__INFORMATION SHOWN__:

++++++++

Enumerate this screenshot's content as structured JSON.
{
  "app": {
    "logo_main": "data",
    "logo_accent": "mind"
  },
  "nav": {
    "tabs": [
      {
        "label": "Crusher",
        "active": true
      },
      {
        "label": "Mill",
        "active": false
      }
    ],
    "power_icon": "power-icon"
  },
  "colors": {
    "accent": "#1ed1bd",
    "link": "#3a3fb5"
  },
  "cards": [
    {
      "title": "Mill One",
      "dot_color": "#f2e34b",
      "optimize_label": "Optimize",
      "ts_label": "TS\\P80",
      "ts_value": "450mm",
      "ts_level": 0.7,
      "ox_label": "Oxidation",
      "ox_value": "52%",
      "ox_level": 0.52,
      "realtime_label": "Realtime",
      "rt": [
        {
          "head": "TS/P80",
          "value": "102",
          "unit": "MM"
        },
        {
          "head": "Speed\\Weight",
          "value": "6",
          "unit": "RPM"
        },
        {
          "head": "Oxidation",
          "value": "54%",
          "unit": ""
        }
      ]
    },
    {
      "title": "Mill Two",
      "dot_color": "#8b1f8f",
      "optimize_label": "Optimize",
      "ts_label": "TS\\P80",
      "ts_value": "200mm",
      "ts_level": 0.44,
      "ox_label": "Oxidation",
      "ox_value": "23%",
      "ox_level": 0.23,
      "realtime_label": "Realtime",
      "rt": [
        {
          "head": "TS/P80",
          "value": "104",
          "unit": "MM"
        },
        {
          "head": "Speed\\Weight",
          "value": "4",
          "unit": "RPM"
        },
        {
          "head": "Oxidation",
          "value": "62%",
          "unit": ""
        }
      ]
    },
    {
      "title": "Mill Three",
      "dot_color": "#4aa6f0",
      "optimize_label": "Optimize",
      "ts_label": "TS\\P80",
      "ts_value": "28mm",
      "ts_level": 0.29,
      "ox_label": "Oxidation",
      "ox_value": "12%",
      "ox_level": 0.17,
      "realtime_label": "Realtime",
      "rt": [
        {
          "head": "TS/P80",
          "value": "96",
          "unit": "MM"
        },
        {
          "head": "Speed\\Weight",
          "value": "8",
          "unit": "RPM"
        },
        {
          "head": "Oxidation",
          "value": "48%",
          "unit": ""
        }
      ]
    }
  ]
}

++++++++

__AIM__: The records above should be duplicated in full, exactly as given.

__RESULT__:
Enumerate this screenshot's content as structured JSON.
{
  "app": {
    "logo_main": "data",
    "logo_accent": "mind"
  },
  "nav": {
    "tabs": [
      {
        "label": "Crusher",
        "active": true
      },
      {
        "label": "Mill",
        "active": false
      }
    ],
    "power_icon": "power-icon"
  },
  "colors": {
    "accent": "#1ed1bd",
    "link": "#3a3fb5"
  },
  "cards": [
    {
      "title": "Mill One",
      "dot_color": "#f2e34b",
      "optimize_label": "Optimize",
      "ts_label": "TS\\P80",
      "ts_value": "450mm",
      "ts_level": 0.7,
      "ox_label": "Oxidation",
      "ox_value": "52%",
      "ox_level": 0.52,
      "realtime_label": "Realtime",
      "rt": [
        {
          "head": "TS/P80",
          "value": "102",
          "unit": "MM"
        },
        {
          "head": "Speed\\Weight",
          "value": "6",
          "unit": "RPM"
        },
        {
          "head": "Oxidation",
          "value": "54%",
          "unit": ""
        }
      ]
    },
    {
      "title": "Mill Two",
      "dot_color": "#8b1f8f",
      "optimize_label": "Optimize",
      "ts_label": "TS\\P80",
      "ts_value": "200mm",
      "ts_level": 0.44,
      "ox_label": "Oxidation",
      "ox_value": "23%",
      "ox_level": 0.23,
      "realtime_label": "Realtime",
      "rt": [
        {
          "head": "TS/P80",
          "value": "104",
          "unit": "MM"
        },
        {
          "head": "Speed\\Weight",
          "value": "4",
          "unit": "RPM"
        },
        {
          "head": "Oxidation",
          "value": "62%",
          "unit": ""
        }
      ]
    },
    {
      "title": "Mill Three",
      "dot_color": "#4aa6f0",
      "optimize_label": "Optimize",
      "ts_label": "TS\\P80",
      "ts_value": "28mm",
      "ts_level": 0.29,
      "ox_label": "Oxidation",
      "ox_value": "12%",
      "ox_level": 0.17,
      "realtime_label": "Realtime",
      "rt": [
        {
          "head": "TS/P80",
          "value": "96",
          "unit": "MM"
        },
        {
          "head": "Speed\\Weight",
          "value": "8",
          "unit": "RPM"
        },
        {
          "head": "Oxidation",
          "value": "48%",
          "unit": ""
        }
      ]
    }
  ]
}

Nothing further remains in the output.